» Description of the task: Below are the records; locate each line with the word "letter" and copy it.

******

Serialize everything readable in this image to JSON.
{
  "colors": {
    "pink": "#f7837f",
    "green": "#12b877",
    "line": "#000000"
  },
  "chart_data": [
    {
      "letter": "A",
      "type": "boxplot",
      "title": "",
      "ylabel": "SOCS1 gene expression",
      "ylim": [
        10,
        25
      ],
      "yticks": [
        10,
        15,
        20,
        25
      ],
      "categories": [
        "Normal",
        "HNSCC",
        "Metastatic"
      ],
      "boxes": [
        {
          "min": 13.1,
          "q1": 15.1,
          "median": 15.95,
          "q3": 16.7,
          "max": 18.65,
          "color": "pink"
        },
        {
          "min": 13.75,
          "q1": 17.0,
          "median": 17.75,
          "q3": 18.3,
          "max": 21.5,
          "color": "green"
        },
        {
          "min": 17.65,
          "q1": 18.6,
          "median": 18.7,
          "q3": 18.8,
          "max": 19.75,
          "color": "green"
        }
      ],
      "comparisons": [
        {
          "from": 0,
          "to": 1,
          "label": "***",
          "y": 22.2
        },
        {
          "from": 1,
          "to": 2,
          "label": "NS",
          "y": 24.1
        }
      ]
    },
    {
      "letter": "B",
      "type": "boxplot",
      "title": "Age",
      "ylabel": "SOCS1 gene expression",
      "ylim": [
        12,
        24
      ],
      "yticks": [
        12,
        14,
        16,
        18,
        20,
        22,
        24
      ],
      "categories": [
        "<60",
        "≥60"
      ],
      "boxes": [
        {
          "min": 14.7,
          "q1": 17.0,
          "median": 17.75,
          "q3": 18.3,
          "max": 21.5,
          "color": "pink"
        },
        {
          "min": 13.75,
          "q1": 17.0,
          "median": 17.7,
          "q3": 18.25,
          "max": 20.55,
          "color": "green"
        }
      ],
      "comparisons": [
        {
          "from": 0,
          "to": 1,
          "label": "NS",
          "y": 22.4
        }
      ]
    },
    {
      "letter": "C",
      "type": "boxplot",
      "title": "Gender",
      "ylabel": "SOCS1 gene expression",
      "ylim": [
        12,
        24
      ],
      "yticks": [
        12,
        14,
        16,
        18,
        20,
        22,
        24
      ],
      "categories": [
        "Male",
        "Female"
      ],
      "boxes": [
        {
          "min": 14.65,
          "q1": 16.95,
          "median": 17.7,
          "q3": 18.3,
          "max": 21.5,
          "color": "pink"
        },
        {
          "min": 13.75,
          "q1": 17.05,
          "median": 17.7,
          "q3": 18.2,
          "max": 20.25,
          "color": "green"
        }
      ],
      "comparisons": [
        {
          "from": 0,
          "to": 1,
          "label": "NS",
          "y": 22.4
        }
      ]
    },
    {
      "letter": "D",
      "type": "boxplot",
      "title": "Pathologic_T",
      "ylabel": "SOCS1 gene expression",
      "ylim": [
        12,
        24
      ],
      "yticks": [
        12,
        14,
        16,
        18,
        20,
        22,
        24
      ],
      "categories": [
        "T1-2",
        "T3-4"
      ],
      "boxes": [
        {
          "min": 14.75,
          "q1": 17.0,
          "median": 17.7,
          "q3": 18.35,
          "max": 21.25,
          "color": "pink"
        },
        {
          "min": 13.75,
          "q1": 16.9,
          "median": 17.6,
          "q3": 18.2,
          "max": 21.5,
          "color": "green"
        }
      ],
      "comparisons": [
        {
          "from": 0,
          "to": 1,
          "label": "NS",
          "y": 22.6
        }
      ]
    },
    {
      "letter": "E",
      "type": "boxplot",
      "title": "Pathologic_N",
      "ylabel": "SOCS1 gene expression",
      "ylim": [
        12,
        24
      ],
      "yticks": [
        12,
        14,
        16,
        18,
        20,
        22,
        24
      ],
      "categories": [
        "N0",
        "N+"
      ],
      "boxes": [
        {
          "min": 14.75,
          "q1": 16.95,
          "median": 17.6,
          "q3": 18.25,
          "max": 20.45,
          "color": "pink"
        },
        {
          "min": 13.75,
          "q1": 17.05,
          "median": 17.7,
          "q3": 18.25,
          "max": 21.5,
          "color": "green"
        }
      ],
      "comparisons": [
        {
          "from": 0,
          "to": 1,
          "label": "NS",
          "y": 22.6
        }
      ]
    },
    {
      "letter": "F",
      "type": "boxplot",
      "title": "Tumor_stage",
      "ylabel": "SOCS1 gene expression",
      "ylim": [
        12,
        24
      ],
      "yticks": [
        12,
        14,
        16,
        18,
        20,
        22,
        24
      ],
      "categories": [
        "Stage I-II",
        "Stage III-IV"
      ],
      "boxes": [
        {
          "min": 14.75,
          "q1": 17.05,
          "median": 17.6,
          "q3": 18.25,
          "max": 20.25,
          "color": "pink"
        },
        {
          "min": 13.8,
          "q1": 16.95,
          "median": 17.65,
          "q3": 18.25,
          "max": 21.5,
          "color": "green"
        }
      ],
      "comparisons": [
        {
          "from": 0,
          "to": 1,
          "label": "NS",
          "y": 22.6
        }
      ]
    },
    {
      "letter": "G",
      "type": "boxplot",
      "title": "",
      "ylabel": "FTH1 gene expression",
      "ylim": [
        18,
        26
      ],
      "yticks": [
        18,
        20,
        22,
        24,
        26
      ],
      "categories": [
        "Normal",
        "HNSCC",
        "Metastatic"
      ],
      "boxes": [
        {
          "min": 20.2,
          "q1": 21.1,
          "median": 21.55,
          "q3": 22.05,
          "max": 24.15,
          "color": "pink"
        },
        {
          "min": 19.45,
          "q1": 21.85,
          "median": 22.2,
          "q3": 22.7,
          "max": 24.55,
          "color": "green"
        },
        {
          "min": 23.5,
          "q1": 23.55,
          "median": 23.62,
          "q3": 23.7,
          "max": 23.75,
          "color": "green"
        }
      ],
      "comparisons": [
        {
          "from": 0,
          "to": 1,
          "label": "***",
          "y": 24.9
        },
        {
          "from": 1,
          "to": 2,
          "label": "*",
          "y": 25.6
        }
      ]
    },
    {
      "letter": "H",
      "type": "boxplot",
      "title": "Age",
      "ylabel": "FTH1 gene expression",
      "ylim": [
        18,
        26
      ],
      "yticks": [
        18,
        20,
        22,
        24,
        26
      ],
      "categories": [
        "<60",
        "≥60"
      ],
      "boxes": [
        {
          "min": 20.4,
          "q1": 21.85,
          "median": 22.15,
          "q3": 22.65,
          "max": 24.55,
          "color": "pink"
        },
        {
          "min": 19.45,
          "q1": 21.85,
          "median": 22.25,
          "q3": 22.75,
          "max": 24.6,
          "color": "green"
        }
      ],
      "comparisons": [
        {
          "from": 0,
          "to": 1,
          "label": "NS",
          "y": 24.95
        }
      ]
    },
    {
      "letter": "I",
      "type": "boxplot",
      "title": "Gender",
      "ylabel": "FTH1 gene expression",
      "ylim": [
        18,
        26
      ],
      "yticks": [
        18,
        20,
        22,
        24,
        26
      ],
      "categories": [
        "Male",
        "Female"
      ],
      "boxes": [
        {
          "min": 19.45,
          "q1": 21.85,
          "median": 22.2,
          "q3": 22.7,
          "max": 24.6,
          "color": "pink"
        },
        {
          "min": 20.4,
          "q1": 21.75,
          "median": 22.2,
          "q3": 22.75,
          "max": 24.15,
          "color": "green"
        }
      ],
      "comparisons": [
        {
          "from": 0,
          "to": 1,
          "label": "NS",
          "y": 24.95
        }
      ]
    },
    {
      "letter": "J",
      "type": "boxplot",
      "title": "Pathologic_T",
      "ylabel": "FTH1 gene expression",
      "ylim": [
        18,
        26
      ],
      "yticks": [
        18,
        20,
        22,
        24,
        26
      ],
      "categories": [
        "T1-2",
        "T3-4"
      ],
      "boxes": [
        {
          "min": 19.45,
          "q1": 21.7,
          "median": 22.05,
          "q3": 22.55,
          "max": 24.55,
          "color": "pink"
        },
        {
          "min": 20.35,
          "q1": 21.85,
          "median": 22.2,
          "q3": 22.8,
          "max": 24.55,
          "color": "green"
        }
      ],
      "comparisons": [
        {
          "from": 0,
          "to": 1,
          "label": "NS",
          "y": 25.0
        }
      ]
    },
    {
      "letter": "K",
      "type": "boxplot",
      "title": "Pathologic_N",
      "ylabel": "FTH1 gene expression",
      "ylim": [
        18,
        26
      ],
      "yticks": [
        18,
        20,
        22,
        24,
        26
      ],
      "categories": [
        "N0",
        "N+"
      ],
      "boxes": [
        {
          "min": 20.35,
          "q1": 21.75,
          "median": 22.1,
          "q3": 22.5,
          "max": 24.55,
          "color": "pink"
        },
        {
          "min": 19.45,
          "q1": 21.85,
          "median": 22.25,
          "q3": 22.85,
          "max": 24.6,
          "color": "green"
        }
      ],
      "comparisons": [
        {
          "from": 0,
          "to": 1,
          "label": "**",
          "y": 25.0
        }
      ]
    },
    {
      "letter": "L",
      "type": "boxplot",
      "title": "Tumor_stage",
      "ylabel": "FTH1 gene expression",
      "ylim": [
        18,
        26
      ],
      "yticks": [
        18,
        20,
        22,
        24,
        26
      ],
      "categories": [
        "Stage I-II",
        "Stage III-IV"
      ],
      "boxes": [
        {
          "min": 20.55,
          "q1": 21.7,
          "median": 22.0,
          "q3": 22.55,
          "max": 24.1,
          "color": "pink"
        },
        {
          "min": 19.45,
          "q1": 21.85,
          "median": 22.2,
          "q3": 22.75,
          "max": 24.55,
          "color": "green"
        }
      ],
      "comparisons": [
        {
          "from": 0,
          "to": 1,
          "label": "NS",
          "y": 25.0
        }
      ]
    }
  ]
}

******

» Solution to this problem:
      "letter": "A",
      "letter": "B",
      "letter": "C",
      "letter": "D",
      "letter": "E",
      "letter": "F",
      "letter": "G",
      "letter": "H",
      "letter": "I",
      "letter": "J",
      "letter": "K",
      "letter": "L",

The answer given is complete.